[Recorded data]

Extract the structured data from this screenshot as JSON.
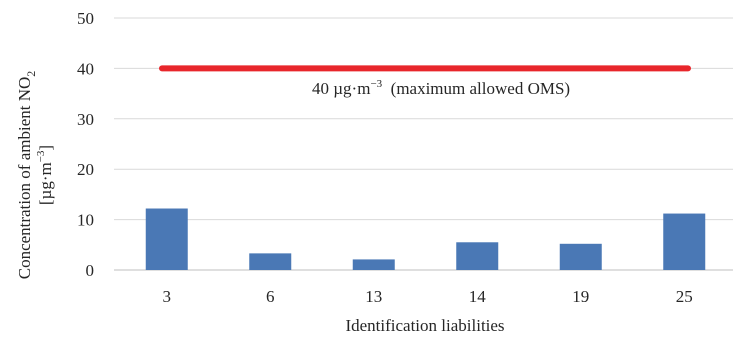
{
  "chart_data": {
    "type": "bar",
    "categories": [
      "3",
      "6",
      "13",
      "14",
      "19",
      "25"
    ],
    "values": [
      12.2,
      3.3,
      2.1,
      5.5,
      5.2,
      11.2
    ],
    "ylim": [
      0,
      50
    ],
    "yticks": [
      0,
      10,
      20,
      30,
      40,
      50
    ],
    "xlabel": "Identification liabilities",
    "ylabel": {
      "line1_main": "Concentration of ambient NO",
      "line1_sub": "2",
      "line2_pre": "[µg·m",
      "line2_sup": "−3",
      "line2_post": "]"
    },
    "grid": true,
    "bar_color": "#4a78b5",
    "reference_line": {
      "value": 40,
      "color": "#e8262b",
      "label_pre": "40 µg·m",
      "label_sup": "−3",
      "label_post": "  (maximum allowed OMS)"
    }
  }
}
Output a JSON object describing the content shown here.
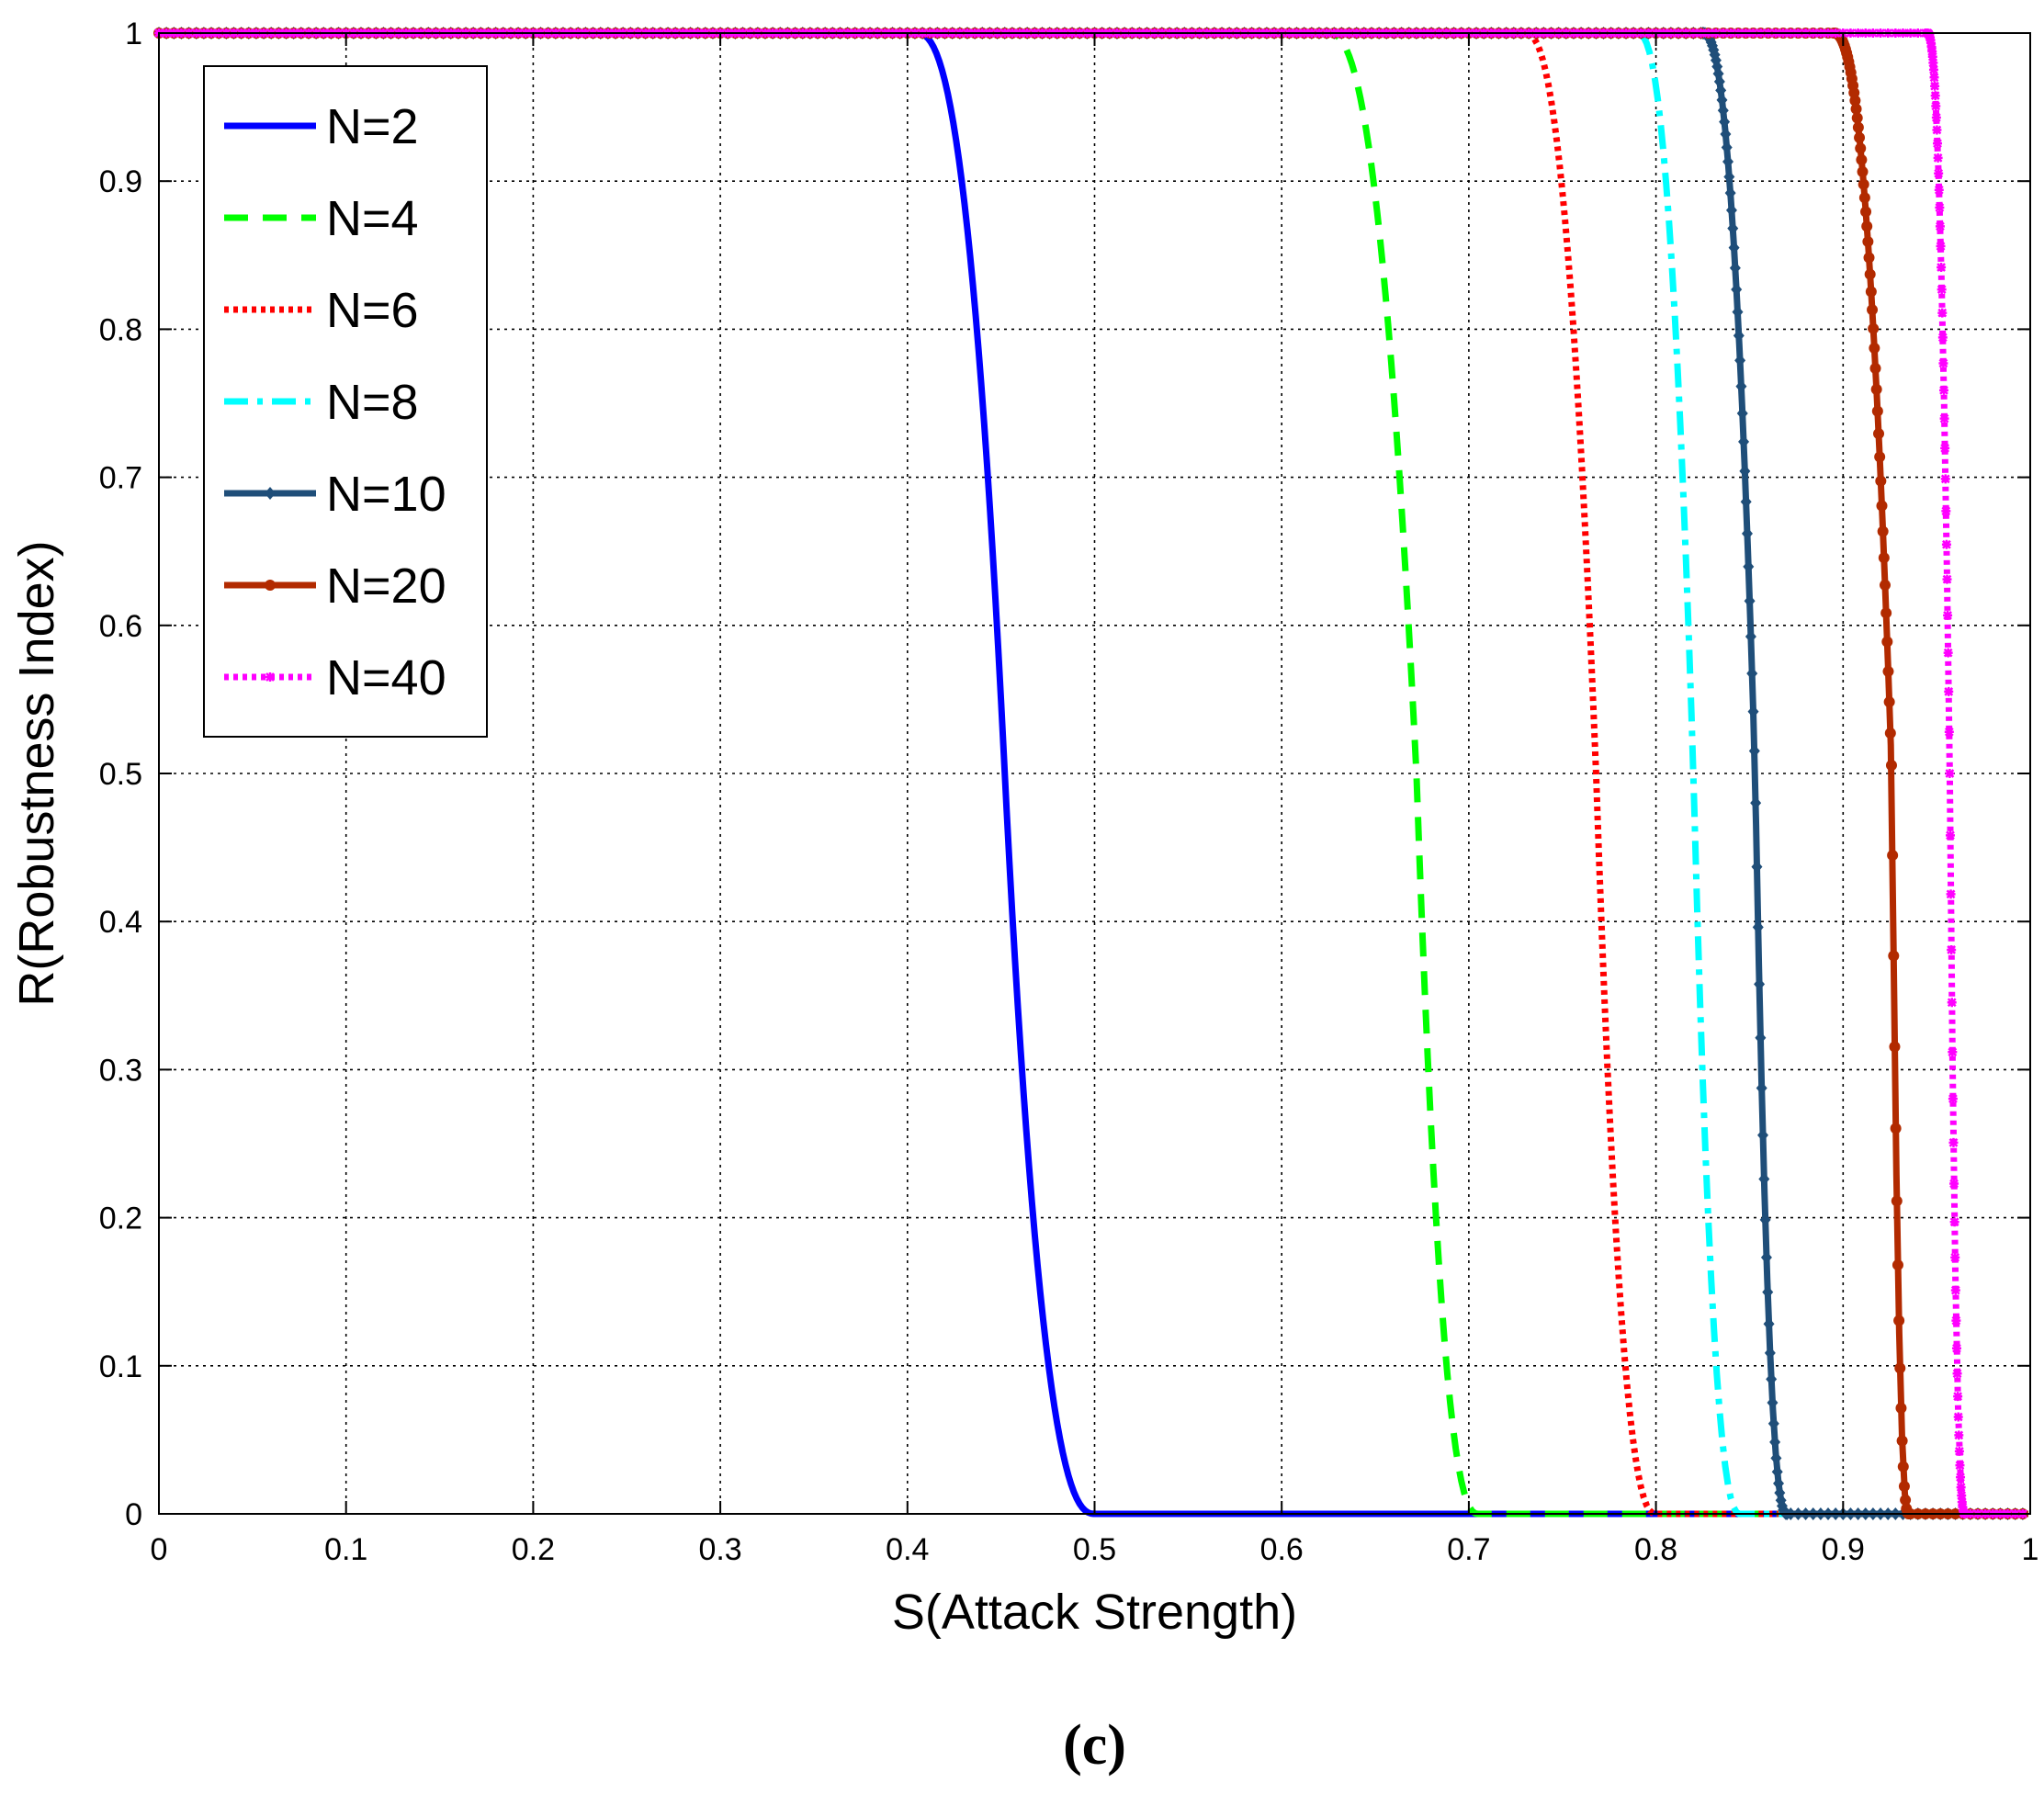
{
  "chart_data": {
    "type": "line",
    "title": "",
    "xlabel": "S(Attack Strength)",
    "ylabel": "R(Robustness Index)",
    "caption": "(c)",
    "xlim": [
      0,
      1
    ],
    "ylim": [
      0,
      1
    ],
    "xticks": [
      0,
      0.1,
      0.2,
      0.3,
      0.4,
      0.5,
      0.6,
      0.7,
      0.8,
      0.9,
      1
    ],
    "yticks": [
      0,
      0.1,
      0.2,
      0.3,
      0.4,
      0.5,
      0.6,
      0.7,
      0.8,
      0.9,
      1
    ],
    "xtick_labels": [
      "0",
      "0.1",
      "0.2",
      "0.3",
      "0.4",
      "0.5",
      "0.6",
      "0.7",
      "0.8",
      "0.9",
      "1"
    ],
    "ytick_labels": [
      "0",
      "0.1",
      "0.2",
      "0.3",
      "0.4",
      "0.5",
      "0.6",
      "0.7",
      "0.8",
      "0.9",
      "1"
    ],
    "grid": true,
    "legend_position": "top-left",
    "series": [
      {
        "name": "N=2",
        "color": "#0000ff",
        "style": "solid",
        "marker": "none",
        "x_start": 0.405,
        "x_end": 0.5,
        "x_mid": 0.452
      },
      {
        "name": "N=4",
        "color": "#00ff00",
        "style": "dashed",
        "marker": "none",
        "x_start": 0.625,
        "x_end": 0.705,
        "x_mid": 0.672
      },
      {
        "name": "N=6",
        "color": "#ff0000",
        "style": "dotted",
        "marker": "none",
        "x_start": 0.73,
        "x_end": 0.8,
        "x_mid": 0.768
      },
      {
        "name": "N=8",
        "color": "#00ffff",
        "style": "dashdot",
        "marker": "none",
        "x_start": 0.79,
        "x_end": 0.845,
        "x_mid": 0.82
      },
      {
        "name": "N=10",
        "color": "#1f4e79",
        "style": "solid",
        "marker": "diamond",
        "x_start": 0.825,
        "x_end": 0.87,
        "x_mid": 0.853
      },
      {
        "name": "N=20",
        "color": "#b22a00",
        "style": "solid",
        "marker": "circle",
        "x_start": 0.895,
        "x_end": 0.935,
        "x_mid": 0.926
      },
      {
        "name": "N=40",
        "color": "#ff00ff",
        "style": "dotted",
        "marker": "star",
        "x_start": 0.945,
        "x_end": 0.965,
        "x_mid": 0.957
      }
    ]
  }
}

§ **TASK STATEMENT**: The records shown above are to be repeated exactly, with the pictures left out.

§ **ANSWER TO THIS EXERCISE**:
Extract the structured data from this screenshot as JSON.
{
  "chart_data": {
    "type": "bar",
    "categories": [
      "3",
      "6",
      "13",
      "14",
      "19",
      "25"
    ],
    "values": [
      12.2,
      3.3,
      2.1,
      5.5,
      5.2,
      11.2
    ],
    "ylim": [
      0,
      50
    ],
    "yticks": [
      0,
      10,
      20,
      30,
      40,
      50
    ],
    "xlabel": "Identification liabilities",
    "ylabel": {
      "line1_main": "Concentration of ambient NO",
      "line1_sub": "2",
      "line2_pre": "[µg·m",
      "line2_sup": "−3",
      "line2_post": "]"
    },
    "grid": true,
    "bar_color": "#4a78b5",
    "reference_line": {
      "value": 40,
      "color": "#e8262b",
      "label_pre": "40 µg·m",
      "label_sup": "−3",
      "label_post": "  (maximum allowed OMS)"
    }
  }
}
Output a JSON object describing the content shown here.
{
  "chart_data": {
    "type": "line",
    "title": "",
    "xlabel": "S(Attack Strength)",
    "ylabel": "R(Robustness Index)",
    "caption": "(c)",
    "xlim": [
      0,
      1
    ],
    "ylim": [
      0,
      1
    ],
    "xticks": [
      0,
      0.1,
      0.2,
      0.3,
      0.4,
      0.5,
      0.6,
      0.7,
      0.8,
      0.9,
      1
    ],
    "yticks": [
      0,
      0.1,
      0.2,
      0.3,
      0.4,
      0.5,
      0.6,
      0.7,
      0.8,
      0.9,
      1
    ],
    "xtick_labels": [
      "0",
      "0.1",
      "0.2",
      "0.3",
      "0.4",
      "0.5",
      "0.6",
      "0.7",
      "0.8",
      "0.9",
      "1"
    ],
    "ytick_labels": [
      "0",
      "0.1",
      "0.2",
      "0.3",
      "0.4",
      "0.5",
      "0.6",
      "0.7",
      "0.8",
      "0.9",
      "1"
    ],
    "grid": true,
    "legend_position": "top-left",
    "series": [
      {
        "name": "N=2",
        "color": "#0000ff",
        "style": "solid",
        "marker": "none",
        "x_start": 0.405,
        "x_end": 0.5,
        "x_mid": 0.452
      },
      {
        "name": "N=4",
        "color": "#00ff00",
        "style": "dashed",
        "marker": "none",
        "x_start": 0.625,
        "x_end": 0.705,
        "x_mid": 0.672
      },
      {
        "name": "N=6",
        "color": "#ff0000",
        "style": "dotted",
        "marker": "none",
        "x_start": 0.73,
        "x_end": 0.8,
        "x_mid": 0.768
      },
      {
        "name": "N=8",
        "color": "#00ffff",
        "style": "dashdot",
        "marker": "none",
        "x_start": 0.79,
        "x_end": 0.845,
        "x_mid": 0.82
      },
      {
        "name": "N=10",
        "color": "#1f4e79",
        "style": "solid",
        "marker": "diamond",
        "x_start": 0.825,
        "x_end": 0.87,
        "x_mid": 0.853
      },
      {
        "name": "N=20",
        "color": "#b22a00",
        "style": "solid",
        "marker": "circle",
        "x_start": 0.895,
        "x_end": 0.935,
        "x_mid": 0.926
      },
      {
        "name": "N=40",
        "color": "#ff00ff",
        "style": "dotted",
        "marker": "star",
        "x_start": 0.945,
        "x_end": 0.965,
        "x_mid": 0.957
      }
    ]
  }
}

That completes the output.